Aim - Collect all lines below with the string "this".
─── Dataset excerpts ───
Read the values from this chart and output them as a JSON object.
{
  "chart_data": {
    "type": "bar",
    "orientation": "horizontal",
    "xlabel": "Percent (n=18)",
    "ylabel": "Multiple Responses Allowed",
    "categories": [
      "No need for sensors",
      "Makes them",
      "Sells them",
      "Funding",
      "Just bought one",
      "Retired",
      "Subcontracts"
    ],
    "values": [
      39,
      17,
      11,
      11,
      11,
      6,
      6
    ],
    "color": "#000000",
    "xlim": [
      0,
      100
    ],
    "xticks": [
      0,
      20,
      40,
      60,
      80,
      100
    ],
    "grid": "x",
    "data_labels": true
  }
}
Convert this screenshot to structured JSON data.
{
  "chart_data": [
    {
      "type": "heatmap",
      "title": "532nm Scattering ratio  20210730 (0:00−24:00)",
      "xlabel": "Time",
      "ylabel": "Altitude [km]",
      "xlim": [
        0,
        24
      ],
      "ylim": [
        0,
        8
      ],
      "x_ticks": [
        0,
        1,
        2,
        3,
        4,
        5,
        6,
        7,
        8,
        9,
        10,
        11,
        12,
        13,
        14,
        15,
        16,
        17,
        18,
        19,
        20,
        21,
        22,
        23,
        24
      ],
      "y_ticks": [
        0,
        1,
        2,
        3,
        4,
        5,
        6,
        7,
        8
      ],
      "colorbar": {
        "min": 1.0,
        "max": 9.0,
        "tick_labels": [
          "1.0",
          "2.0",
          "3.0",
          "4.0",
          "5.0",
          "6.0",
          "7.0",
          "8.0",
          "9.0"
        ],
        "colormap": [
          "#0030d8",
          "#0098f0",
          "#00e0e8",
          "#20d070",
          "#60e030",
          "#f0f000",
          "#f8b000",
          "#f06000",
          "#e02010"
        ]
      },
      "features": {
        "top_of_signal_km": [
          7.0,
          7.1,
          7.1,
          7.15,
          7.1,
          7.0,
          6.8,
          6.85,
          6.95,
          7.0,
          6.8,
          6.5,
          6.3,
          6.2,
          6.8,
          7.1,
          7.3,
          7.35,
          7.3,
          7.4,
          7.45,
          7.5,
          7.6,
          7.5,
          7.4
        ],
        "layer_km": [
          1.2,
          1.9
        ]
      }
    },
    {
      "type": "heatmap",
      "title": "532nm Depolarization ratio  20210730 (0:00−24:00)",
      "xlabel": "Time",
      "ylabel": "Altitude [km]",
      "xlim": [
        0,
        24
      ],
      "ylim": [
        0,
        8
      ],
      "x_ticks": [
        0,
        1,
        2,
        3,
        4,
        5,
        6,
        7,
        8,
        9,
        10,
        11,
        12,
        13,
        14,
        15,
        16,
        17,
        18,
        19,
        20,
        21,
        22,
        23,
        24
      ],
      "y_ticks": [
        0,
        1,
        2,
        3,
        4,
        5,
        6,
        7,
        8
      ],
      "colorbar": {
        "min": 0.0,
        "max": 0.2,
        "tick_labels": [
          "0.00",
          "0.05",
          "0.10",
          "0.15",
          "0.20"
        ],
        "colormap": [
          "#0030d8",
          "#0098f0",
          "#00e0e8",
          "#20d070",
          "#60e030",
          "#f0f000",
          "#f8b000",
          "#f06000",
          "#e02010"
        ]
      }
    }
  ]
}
───
Response below -
Read the values from this chart and output them as a JSON object.
Convert this screenshot to structured JSON data.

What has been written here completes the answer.